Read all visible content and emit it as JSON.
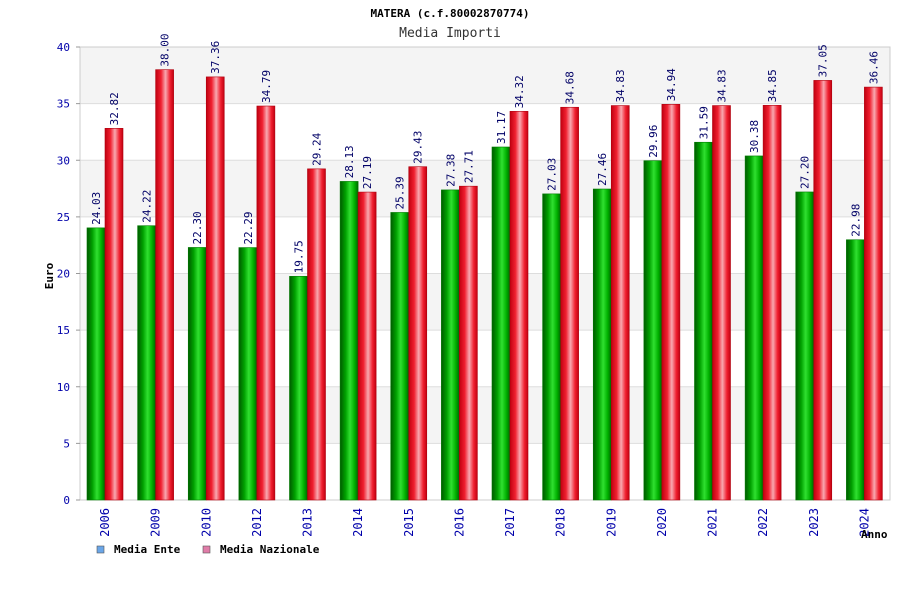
{
  "chart_data": {
    "type": "bar",
    "title": "MATERA (c.f.80002870774)",
    "subtitle": "Media Importi",
    "ylabel": "Euro",
    "xlabel": "Anno",
    "ylim": [
      0,
      40
    ],
    "yticks": [
      0,
      5,
      10,
      15,
      20,
      25,
      30,
      35,
      40
    ],
    "grid": true,
    "legend_position": "bottom-left",
    "categories": [
      "2006",
      "2009",
      "2010",
      "2012",
      "2013",
      "2014",
      "2015",
      "2016",
      "2017",
      "2018",
      "2019",
      "2020",
      "2021",
      "2022",
      "2023",
      "2024"
    ],
    "series": [
      {
        "name": "Media Ente",
        "color": "#00b400",
        "legend_color": "#6aa6e8",
        "values": [
          24.03,
          24.22,
          22.3,
          22.29,
          19.75,
          28.13,
          25.39,
          27.38,
          31.17,
          27.03,
          27.46,
          29.96,
          31.59,
          30.38,
          27.2,
          22.98
        ],
        "labels": [
          "24.03",
          "24.22",
          "22.30",
          "22.29",
          "19.75",
          "28.13",
          "25.39",
          "27.38",
          "31.17",
          "27.03",
          "27.46",
          "29.96",
          "31.59",
          "30.38",
          "27.20",
          "22.98"
        ]
      },
      {
        "name": "Media Nazionale",
        "color": "#e8101e",
        "legend_color": "#e07ca8",
        "values": [
          32.82,
          38.0,
          37.36,
          34.79,
          29.24,
          27.19,
          29.43,
          27.71,
          34.32,
          34.68,
          34.83,
          34.94,
          34.83,
          34.85,
          37.05,
          36.46
        ],
        "labels": [
          "32.82",
          "38.00",
          "37.36",
          "34.79",
          "29.24",
          "27.19",
          "29.43",
          "27.71",
          "34.32",
          "34.68",
          "34.83",
          "34.94",
          "34.83",
          "34.85",
          "37.05",
          "36.46"
        ]
      }
    ]
  }
}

* * * *

◆ **Task requirements**
All of the material above needs to be restated exactly, with no pictures.

◆ **Solution to the exercise**
Read all visible content and emit it as JSON.
{
  "chart_data": {
    "type": "bar",
    "title": "MATERA (c.f.80002870774)",
    "subtitle": "Media Importi",
    "ylabel": "Euro",
    "xlabel": "Anno",
    "ylim": [
      0,
      40
    ],
    "yticks": [
      0,
      5,
      10,
      15,
      20,
      25,
      30,
      35,
      40
    ],
    "grid": true,
    "legend_position": "bottom-left",
    "categories": [
      "2006",
      "2009",
      "2010",
      "2012",
      "2013",
      "2014",
      "2015",
      "2016",
      "2017",
      "2018",
      "2019",
      "2020",
      "2021",
      "2022",
      "2023",
      "2024"
    ],
    "series": [
      {
        "name": "Media Ente",
        "color": "#00b400",
        "legend_color": "#6aa6e8",
        "values": [
          24.03,
          24.22,
          22.3,
          22.29,
          19.75,
          28.13,
          25.39,
          27.38,
          31.17,
          27.03,
          27.46,
          29.96,
          31.59,
          30.38,
          27.2,
          22.98
        ],
        "labels": [
          "24.03",
          "24.22",
          "22.30",
          "22.29",
          "19.75",
          "28.13",
          "25.39",
          "27.38",
          "31.17",
          "27.03",
          "27.46",
          "29.96",
          "31.59",
          "30.38",
          "27.20",
          "22.98"
        ]
      },
      {
        "name": "Media Nazionale",
        "color": "#e8101e",
        "legend_color": "#e07ca8",
        "values": [
          32.82,
          38.0,
          37.36,
          34.79,
          29.24,
          27.19,
          29.43,
          27.71,
          34.32,
          34.68,
          34.83,
          34.94,
          34.83,
          34.85,
          37.05,
          36.46
        ],
        "labels": [
          "32.82",
          "38.00",
          "37.36",
          "34.79",
          "29.24",
          "27.19",
          "29.43",
          "27.71",
          "34.32",
          "34.68",
          "34.83",
          "34.94",
          "34.83",
          "34.85",
          "37.05",
          "36.46"
        ]
      }
    ]
  }
}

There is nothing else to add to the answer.